_DOCUMENT_.
>>>>

Forty-one-year-old Oksana Chusovitina placed seventh in the vault finals at last month’s Olympic Games in Rio competing against gymnasts younger than her own son. Although I was twelfth in the nation in Masters Ladies figure skating back in 2006, I’m sure I could rank at least seventh this year—provided that the judges made some statistical adjustments, such as counting three of my double jumps as triples (one for each child I have born in the ensuing decade!), and inflating their jump quality ratings to compensate for the fact that it is harder to get good amplitude when carrying about a dozen more pounds. Statistical adjustments are common in sociological studies, as shown in Éva Beaujouan’s recent work, which essentially awards handicaps to second unions through statistical adjustments that allow her to conclude that second unions in France are more stable than first unions.

Here are the comparisons from her article in European Journal of Population without any adjustments: In France between the 1970s and the 2000s, the “share of unions dissolved within 10 years after the start of the relationship rose from 11% to 32% for first unions, and from 23% to 34% for second unions.” This does, indeed, represent profound change as a big stability gap has become relatively minimal. But note that the convergence resulted from first unions breaking up almost three times as often, while second union instability increased by “only” about 50 percent.

Why have first unions become so much less stable? A large part of the answer is that French women today are much less likely to marry their first cohabiting partner than in the past. They are also much less likely to bear a child in their first union. Both marriage and joint childbearing are associated with union stability, but these features have become relatively scarce in first unions.

Today, second unions commonly occur after first childless cohabitations; in the past, they more often occurred after first childbearing marriages. This means that the women entering second unions today haven’t put on as much “weight” as their predecessors: they are younger (typically in their late 20s or early 30s, ages that may be optimal for forming stable unions), their second partners typically do not have the difficulty of forging relationships with stepchildren, and they rarely need to stay in touch with their exes to coordinate co-parenting.

<<<<

_DATA EXTRACT_.

>>>>

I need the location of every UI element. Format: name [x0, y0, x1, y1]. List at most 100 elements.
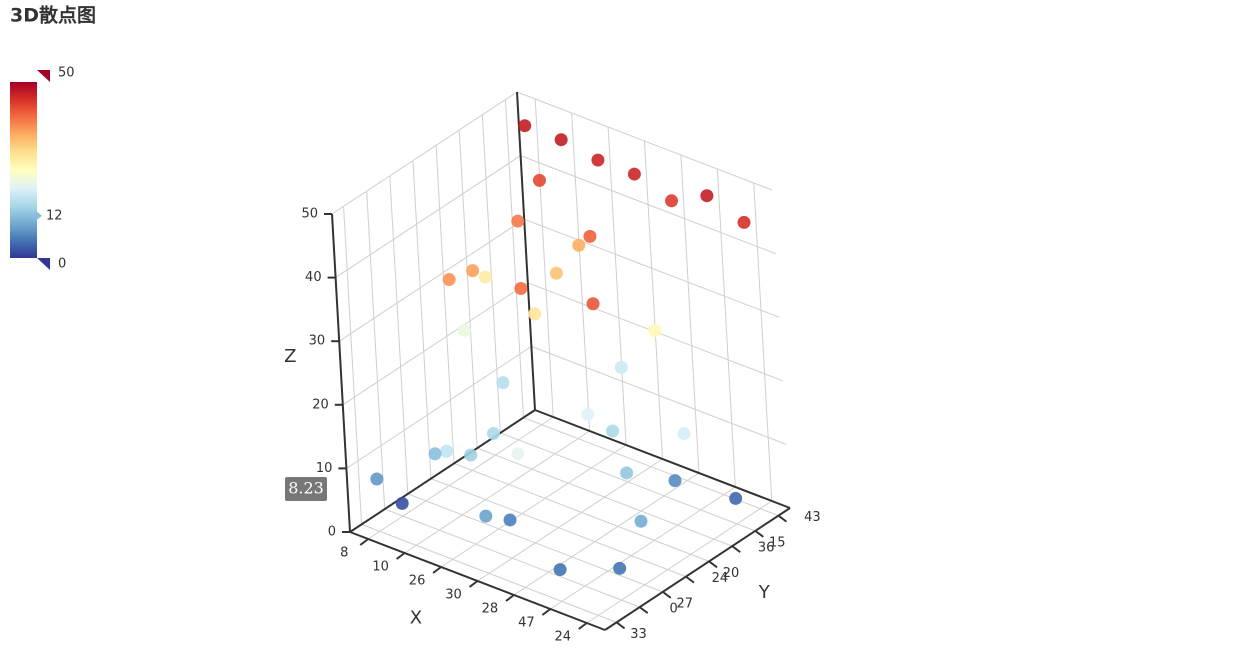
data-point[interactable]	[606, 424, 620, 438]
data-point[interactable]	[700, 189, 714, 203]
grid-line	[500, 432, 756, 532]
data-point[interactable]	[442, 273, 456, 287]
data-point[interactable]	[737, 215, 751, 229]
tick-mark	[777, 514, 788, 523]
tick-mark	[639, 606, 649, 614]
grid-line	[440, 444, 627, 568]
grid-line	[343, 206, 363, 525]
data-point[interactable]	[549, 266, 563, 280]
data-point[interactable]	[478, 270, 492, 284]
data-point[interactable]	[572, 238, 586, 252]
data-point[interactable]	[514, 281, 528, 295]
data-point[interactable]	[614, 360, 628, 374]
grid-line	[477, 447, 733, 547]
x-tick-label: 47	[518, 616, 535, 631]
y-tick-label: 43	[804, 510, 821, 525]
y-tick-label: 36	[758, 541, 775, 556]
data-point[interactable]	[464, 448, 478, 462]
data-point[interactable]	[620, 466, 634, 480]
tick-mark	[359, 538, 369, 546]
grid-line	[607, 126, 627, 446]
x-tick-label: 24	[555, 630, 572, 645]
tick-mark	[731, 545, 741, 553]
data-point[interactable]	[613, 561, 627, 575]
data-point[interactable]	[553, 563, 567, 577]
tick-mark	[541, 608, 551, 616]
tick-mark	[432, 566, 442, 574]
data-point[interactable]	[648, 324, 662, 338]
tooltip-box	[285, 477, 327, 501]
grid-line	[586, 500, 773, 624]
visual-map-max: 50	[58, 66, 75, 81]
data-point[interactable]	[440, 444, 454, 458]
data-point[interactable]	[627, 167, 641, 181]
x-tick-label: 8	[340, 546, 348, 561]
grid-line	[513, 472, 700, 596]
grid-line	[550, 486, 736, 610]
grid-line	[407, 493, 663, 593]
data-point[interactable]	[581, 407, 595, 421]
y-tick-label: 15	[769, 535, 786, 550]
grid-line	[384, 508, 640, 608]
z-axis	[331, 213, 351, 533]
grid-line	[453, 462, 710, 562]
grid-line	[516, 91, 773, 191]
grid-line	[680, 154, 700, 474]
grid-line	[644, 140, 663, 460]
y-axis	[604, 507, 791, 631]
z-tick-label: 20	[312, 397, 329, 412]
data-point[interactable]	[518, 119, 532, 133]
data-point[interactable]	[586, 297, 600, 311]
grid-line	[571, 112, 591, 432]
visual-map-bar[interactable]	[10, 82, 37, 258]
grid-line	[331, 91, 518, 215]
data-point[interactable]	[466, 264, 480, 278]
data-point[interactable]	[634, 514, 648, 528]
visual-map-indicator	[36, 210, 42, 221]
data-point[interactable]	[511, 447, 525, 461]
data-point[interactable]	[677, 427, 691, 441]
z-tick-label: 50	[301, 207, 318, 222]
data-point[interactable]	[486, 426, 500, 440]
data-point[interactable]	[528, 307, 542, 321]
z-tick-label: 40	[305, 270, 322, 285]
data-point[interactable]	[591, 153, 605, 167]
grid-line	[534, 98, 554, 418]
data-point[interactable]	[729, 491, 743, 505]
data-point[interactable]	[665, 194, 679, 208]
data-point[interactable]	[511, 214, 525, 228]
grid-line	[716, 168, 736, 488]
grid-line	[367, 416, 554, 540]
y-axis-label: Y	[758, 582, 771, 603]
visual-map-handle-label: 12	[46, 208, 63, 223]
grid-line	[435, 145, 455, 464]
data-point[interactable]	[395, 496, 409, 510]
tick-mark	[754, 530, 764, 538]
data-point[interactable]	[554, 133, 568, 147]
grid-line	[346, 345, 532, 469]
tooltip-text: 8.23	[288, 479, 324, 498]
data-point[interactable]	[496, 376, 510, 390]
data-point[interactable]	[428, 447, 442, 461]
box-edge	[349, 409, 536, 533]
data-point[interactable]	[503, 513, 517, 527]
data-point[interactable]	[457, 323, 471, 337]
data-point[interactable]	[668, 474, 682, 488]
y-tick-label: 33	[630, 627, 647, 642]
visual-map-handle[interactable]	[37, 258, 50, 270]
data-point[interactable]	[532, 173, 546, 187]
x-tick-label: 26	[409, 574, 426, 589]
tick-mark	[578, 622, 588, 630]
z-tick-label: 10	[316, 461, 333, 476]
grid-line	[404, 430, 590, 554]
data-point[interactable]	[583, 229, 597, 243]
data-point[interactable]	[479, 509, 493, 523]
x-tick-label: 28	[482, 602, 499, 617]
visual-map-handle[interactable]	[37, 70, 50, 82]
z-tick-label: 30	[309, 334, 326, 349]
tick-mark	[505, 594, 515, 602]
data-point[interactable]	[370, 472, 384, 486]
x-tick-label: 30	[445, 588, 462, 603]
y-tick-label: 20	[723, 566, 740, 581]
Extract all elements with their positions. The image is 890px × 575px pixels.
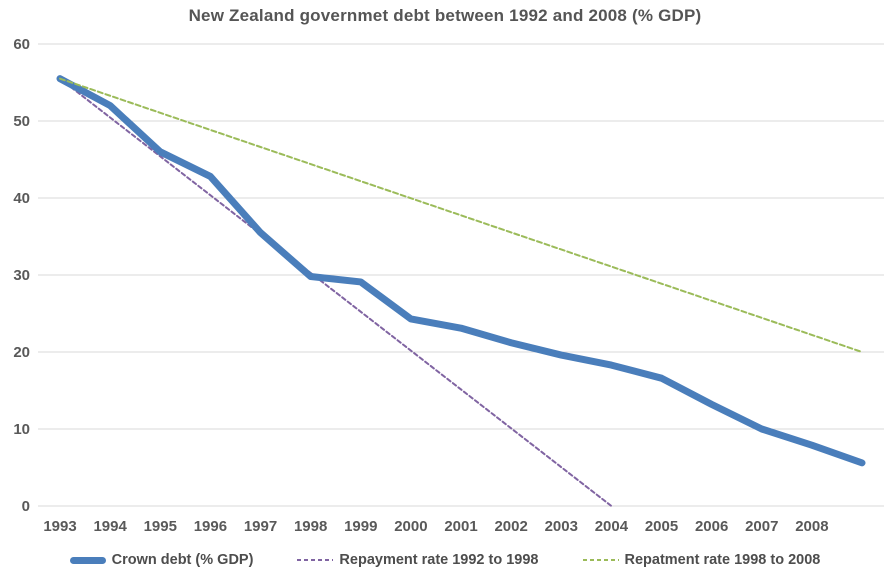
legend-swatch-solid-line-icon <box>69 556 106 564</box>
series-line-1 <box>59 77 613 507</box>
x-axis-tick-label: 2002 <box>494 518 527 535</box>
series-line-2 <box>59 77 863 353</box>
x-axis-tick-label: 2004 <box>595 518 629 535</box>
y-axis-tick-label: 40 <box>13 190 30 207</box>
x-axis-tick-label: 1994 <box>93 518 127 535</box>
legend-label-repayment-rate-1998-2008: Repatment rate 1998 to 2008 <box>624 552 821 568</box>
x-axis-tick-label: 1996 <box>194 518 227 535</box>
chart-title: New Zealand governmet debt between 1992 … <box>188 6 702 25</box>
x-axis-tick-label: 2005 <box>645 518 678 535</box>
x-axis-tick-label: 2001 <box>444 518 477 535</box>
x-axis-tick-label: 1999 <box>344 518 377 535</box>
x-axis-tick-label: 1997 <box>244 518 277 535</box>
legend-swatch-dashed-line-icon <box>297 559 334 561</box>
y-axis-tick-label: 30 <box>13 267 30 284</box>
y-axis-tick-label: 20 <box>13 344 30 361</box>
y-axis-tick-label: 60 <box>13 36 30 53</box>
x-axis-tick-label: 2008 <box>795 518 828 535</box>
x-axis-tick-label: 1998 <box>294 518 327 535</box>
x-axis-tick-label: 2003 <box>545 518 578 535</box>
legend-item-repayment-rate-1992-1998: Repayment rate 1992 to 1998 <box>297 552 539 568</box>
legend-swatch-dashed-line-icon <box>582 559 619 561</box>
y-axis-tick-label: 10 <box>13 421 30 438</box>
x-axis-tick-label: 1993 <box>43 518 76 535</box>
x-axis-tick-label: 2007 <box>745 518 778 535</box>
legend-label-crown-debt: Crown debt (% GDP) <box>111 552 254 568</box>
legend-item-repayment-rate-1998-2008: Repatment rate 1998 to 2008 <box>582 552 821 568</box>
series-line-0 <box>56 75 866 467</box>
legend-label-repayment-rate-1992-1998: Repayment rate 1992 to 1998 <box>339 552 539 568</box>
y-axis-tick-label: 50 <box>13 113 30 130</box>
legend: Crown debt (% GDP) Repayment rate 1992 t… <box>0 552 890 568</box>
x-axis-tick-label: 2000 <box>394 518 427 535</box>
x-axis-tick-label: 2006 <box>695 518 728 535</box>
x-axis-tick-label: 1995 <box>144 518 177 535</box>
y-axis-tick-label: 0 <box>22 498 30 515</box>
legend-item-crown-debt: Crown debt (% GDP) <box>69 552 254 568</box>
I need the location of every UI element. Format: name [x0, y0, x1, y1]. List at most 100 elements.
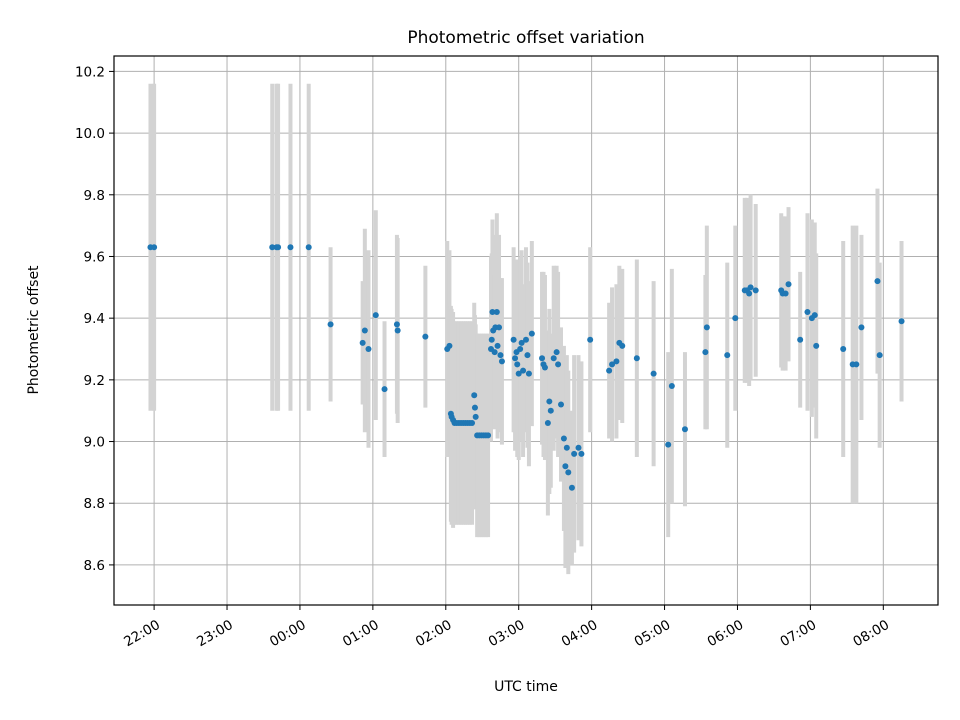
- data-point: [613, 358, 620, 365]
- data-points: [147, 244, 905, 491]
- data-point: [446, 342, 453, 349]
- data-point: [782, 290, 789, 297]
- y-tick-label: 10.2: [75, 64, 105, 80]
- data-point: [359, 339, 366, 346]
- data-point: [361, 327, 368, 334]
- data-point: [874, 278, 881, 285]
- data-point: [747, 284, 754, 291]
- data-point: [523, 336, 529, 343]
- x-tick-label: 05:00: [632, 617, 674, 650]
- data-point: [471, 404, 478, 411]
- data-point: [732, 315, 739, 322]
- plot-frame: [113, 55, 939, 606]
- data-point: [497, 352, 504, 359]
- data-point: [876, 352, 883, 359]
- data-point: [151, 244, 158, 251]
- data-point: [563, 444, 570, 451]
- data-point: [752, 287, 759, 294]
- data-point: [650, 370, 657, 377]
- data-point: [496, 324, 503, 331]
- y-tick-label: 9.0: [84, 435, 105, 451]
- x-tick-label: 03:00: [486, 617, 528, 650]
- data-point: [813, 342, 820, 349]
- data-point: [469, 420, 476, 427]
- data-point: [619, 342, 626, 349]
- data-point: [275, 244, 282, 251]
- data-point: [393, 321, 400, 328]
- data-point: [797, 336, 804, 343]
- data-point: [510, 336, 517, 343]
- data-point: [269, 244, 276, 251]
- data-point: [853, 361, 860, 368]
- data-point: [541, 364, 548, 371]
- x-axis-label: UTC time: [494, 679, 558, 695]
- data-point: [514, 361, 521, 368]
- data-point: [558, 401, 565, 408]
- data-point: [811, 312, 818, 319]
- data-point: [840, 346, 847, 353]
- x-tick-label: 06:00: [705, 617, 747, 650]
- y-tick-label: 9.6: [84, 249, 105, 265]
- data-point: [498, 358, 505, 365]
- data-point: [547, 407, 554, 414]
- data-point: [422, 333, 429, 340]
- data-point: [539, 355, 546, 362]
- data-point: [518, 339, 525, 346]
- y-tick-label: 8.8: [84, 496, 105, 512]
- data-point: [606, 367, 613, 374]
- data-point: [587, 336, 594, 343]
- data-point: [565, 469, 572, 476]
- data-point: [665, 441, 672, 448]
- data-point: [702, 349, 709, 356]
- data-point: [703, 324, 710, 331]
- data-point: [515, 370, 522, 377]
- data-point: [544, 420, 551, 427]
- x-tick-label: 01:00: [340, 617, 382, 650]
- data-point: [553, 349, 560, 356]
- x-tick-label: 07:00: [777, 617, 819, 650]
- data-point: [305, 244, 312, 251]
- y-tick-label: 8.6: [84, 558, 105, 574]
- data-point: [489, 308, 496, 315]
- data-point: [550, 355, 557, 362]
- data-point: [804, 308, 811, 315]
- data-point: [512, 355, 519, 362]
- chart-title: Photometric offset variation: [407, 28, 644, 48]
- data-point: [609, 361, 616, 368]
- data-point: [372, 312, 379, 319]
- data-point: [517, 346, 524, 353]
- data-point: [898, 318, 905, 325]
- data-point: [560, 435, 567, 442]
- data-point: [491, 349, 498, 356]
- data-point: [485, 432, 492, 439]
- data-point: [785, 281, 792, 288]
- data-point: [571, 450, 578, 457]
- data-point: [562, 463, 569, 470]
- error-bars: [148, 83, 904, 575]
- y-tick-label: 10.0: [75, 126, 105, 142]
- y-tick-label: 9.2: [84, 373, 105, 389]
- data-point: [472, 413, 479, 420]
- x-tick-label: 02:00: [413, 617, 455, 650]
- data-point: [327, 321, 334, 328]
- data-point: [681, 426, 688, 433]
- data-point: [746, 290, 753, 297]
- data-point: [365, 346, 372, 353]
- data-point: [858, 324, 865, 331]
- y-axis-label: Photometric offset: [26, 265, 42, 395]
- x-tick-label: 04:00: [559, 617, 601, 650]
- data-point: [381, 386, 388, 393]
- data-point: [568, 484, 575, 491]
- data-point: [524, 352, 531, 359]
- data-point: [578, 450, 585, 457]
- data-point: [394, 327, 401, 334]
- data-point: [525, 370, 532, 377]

<<<<

_PROBLEM DESCRIPTION_.
From the piece on first and second unions, write out word for word the stretch starting at "Today, second unions" and ending at "to coordinate co-parenting.".

_RESPONSE BELOW_.
Today, second unions commonly occur after first childless cohabitations; in the past, they more often occurred after first childbearing marriages. This means that the women entering second unions today haven’t put on as much “weight” as their predecessors: they are younger (typically in their late 20s or early 30s, ages that may be optimal for forming stable unions), their second partners typically do not have the difficulty of forging relationships with stepchildren, and they rarely need to stay in touch with their exes to coordinate co-parenting.